--- start of DATASET ENTRIES ---
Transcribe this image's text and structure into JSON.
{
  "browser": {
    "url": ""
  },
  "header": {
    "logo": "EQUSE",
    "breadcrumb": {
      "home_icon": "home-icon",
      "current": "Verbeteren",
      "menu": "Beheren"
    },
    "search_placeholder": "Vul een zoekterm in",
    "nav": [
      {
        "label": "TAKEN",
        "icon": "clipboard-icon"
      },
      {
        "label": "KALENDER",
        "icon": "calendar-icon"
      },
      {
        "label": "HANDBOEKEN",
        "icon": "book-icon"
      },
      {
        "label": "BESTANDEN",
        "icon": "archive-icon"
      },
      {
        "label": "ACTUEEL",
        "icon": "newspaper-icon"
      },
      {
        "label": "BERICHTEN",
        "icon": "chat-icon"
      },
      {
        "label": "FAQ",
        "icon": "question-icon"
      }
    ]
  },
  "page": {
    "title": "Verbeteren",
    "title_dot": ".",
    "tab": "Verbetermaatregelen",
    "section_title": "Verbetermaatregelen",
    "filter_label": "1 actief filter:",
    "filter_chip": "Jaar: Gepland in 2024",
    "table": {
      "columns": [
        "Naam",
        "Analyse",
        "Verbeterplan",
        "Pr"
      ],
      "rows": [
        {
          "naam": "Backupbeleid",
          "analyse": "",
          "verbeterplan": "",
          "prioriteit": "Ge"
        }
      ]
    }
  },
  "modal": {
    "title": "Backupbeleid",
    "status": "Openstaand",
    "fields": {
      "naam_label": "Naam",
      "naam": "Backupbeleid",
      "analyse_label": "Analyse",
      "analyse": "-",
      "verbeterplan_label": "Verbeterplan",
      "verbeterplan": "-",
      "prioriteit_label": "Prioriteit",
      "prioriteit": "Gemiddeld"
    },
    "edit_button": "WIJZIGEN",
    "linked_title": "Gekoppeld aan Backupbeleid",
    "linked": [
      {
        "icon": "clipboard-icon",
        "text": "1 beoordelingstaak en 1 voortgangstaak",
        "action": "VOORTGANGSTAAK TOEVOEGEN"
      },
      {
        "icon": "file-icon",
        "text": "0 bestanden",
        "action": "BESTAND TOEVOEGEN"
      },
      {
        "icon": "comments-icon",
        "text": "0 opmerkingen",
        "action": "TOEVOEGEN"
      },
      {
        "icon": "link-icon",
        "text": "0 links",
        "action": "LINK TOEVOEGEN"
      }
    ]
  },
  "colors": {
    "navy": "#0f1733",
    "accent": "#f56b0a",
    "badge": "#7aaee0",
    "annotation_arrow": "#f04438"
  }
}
--- end of DATASET ENTRIES ---
TASK
Output the entries exactly.

WORKED ANSWER
Transcribe this image's text and structure into JSON.
{
  "browser": {
    "url": ""
  },
  "header": {
    "logo": "EQUSE",
    "breadcrumb": {
      "home_icon": "home-icon",
      "current": "Verbeteren",
      "menu": "Beheren"
    },
    "search_placeholder": "Vul een zoekterm in",
    "nav": [
      {
        "label": "TAKEN",
        "icon": "clipboard-icon"
      },
      {
        "label": "KALENDER",
        "icon": "calendar-icon"
      },
      {
        "label": "HANDBOEKEN",
        "icon": "book-icon"
      },
      {
        "label": "BESTANDEN",
        "icon": "archive-icon"
      },
      {
        "label": "ACTUEEL",
        "icon": "newspaper-icon"
      },
      {
        "label": "BERICHTEN",
        "icon": "chat-icon"
      },
      {
        "label": "FAQ",
        "icon": "question-icon"
      }
    ]
  },
  "page": {
    "title": "Verbeteren",
    "title_dot": ".",
    "tab": "Verbetermaatregelen",
    "section_title": "Verbetermaatregelen",
    "filter_label": "1 actief filter:",
    "filter_chip": "Jaar: Gepland in 2024",
    "table": {
      "columns": [
        "Naam",
        "Analyse",
        "Verbeterplan",
        "Pr"
      ],
      "rows": [
        {
          "naam": "Backupbeleid",
          "analyse": "",
          "verbeterplan": "",
          "prioriteit": "Ge"
        }
      ]
    }
  },
  "modal": {
    "title": "Backupbeleid",
    "status": "Openstaand",
    "fields": {
      "naam_label": "Naam",
      "naam": "Backupbeleid",
      "analyse_label": "Analyse",
      "analyse": "-",
      "verbeterplan_label": "Verbeterplan",
      "verbeterplan": "-",
      "prioriteit_label": "Prioriteit",
      "prioriteit": "Gemiddeld"
    },
    "edit_button": "WIJZIGEN",
    "linked_title": "Gekoppeld aan Backupbeleid",
    "linked": [
      {
        "icon": "clipboard-icon",
        "text": "1 beoordelingstaak en 1 voortgangstaak",
        "action": "VOORTGANGSTAAK TOEVOEGEN"
      },
      {
        "icon": "file-icon",
        "text": "0 bestanden",
        "action": "BESTAND TOEVOEGEN"
      },
      {
        "icon": "comments-icon",
        "text": "0 opmerkingen",
        "action": "TOEVOEGEN"
      },
      {
        "icon": "link-icon",
        "text": "0 links",
        "action": "LINK TOEVOEGEN"
      }
    ]
  },
  "colors": {
    "navy": "#0f1733",
    "accent": "#f56b0a",
    "badge": "#7aaee0",
    "annotation_arrow": "#f04438"
  }
}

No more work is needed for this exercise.